Select the lines that hold the word "anomaly" and copy each one.
╔══
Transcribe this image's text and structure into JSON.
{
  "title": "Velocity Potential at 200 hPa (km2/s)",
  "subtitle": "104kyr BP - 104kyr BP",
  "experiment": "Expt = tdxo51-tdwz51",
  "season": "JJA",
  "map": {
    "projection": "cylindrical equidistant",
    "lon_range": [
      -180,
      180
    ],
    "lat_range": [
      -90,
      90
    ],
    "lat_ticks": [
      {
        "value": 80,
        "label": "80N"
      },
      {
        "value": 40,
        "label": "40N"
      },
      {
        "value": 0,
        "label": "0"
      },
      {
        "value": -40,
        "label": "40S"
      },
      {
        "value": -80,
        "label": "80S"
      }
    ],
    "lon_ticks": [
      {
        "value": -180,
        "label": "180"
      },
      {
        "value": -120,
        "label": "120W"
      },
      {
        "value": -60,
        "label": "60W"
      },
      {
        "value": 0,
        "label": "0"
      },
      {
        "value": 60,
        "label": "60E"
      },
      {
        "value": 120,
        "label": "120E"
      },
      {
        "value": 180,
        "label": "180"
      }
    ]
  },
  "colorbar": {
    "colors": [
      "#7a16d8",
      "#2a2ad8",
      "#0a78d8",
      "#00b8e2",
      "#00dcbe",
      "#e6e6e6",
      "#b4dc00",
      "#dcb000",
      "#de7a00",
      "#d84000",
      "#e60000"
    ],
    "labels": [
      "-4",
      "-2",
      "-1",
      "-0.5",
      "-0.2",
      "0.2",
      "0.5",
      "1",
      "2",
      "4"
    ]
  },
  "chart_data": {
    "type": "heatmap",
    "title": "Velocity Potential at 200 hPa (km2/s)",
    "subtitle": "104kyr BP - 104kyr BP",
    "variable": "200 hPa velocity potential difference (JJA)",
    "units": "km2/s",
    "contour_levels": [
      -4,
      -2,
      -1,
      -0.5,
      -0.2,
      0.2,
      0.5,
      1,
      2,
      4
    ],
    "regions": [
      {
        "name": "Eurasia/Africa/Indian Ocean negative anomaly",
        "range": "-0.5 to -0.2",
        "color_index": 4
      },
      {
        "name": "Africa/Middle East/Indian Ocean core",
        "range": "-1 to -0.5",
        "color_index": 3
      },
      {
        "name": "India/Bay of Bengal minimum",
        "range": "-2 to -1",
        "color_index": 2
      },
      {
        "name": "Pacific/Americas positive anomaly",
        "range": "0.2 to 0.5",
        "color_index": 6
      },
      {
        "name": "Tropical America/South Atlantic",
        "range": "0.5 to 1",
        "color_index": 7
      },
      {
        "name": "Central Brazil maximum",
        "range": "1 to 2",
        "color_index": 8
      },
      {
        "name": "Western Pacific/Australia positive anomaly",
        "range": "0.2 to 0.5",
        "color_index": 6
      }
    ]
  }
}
╚══
**RESULT OF THE EXERCISE:**
        "name": "Eurasia/Africa/Indian Ocean negative anomaly",
        "name": "Pacific/Americas positive anomaly",
        "name": "Western Pacific/Australia positive anomaly",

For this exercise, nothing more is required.